Stored dataset items
---*---

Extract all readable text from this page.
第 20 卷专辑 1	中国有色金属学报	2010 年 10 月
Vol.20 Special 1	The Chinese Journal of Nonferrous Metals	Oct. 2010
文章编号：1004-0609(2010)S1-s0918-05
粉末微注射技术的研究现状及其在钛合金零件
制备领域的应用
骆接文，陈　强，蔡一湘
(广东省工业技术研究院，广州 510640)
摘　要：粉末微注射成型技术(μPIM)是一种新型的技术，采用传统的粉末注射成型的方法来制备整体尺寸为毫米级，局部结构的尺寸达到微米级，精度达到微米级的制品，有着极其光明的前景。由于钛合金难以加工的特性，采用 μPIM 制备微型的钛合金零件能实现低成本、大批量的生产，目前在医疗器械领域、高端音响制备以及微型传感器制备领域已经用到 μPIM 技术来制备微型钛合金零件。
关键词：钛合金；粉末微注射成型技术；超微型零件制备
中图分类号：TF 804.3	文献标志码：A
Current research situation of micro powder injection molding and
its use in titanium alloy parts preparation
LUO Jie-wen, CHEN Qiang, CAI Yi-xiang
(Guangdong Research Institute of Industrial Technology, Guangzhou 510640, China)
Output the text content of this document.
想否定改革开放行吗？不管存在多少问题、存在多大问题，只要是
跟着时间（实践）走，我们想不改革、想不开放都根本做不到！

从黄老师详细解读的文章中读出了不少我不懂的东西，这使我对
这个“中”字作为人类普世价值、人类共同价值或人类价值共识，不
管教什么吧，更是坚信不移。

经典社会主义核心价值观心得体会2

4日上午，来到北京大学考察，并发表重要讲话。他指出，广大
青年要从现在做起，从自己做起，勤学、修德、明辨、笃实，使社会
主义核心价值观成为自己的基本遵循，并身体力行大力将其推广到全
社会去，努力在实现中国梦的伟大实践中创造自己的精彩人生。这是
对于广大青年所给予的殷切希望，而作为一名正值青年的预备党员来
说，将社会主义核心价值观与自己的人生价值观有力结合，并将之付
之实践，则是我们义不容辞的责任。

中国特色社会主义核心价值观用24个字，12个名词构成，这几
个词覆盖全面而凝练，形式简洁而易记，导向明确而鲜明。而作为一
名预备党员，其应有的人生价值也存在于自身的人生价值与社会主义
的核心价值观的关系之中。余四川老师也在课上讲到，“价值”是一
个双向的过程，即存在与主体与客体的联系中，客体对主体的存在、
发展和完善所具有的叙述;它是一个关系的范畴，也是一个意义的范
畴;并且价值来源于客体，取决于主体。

---*---

Write out every record, exactly as written.

• **TASK OUTPUT**:
Extract all readable text from this page.
第 20 卷专辑 1	中国有色金属学报	2010 年 10 月
Vol.20 Special 1	The Chinese Journal of Nonferrous Metals	Oct. 2010
文章编号：1004-0609(2010)S1-s0918-05
粉末微注射技术的研究现状及其在钛合金零件
制备领域的应用
骆接文，陈　强，蔡一湘
(广东省工业技术研究院，广州 510640)
摘　要：粉末微注射成型技术(μPIM)是一种新型的技术，采用传统的粉末注射成型的方法来制备整体尺寸为毫米级，局部结构的尺寸达到微米级，精度达到微米级的制品，有着极其光明的前景。由于钛合金难以加工的特性，采用 μPIM 制备微型的钛合金零件能实现低成本、大批量的生产，目前在医疗器械领域、高端音响制备以及微型传感器制备领域已经用到 μPIM 技术来制备微型钛合金零件。
关键词：钛合金；粉末微注射成型技术；超微型零件制备
中图分类号：TF 804.3	文献标志码：A
Current research situation of micro powder injection molding and
its use in titanium alloy parts preparation
LUO Jie-wen, CHEN Qiang, CAI Yi-xiang
(Guangdong Research Institute of Industrial Technology, Guangzhou 510640, China)
Output the text content of this document.
想否定改革开放行吗？不管存在多少问题、存在多大问题，只要是
跟着时间（实践）走，我们想不改革、想不开放都根本做不到！

从黄老师详细解读的文章中读出了不少我不懂的东西，这使我对
这个“中”字作为人类普世价值、人类共同价值或人类价值共识，不
管教什么吧，更是坚信不移。

经典社会主义核心价值观心得体会2

4日上午，来到北京大学考察，并发表重要讲话。他指出，广大
青年要从现在做起，从自己做起，勤学、修德、明辨、笃实，使社会
主义核心价值观成为自己的基本遵循，并身体力行大力将其推广到全
社会去，努力在实现中国梦的伟大实践中创造自己的精彩人生。这是
对于广大青年所给予的殷切希望，而作为一名正值青年的预备党员来
说，将社会主义核心价值观与自己的人生价值观有力结合，并将之付
之实践，则是我们义不容辞的责任。

中国特色社会主义核心价值观用24个字，12个名词构成，这几
个词覆盖全面而凝练，形式简洁而易记，导向明确而鲜明。而作为一
名预备党员，其应有的人生价值也存在于自身的人生价值与社会主义
的核心价值观的关系之中。余四川老师也在课上讲到，“价值”是一
个双向的过程，即存在与主体与客体的联系中，客体对主体的存在、
发展和完善所具有的叙述;它是一个关系的范畴，也是一个意义的范
畴;并且价值来源于客体，取决于主体。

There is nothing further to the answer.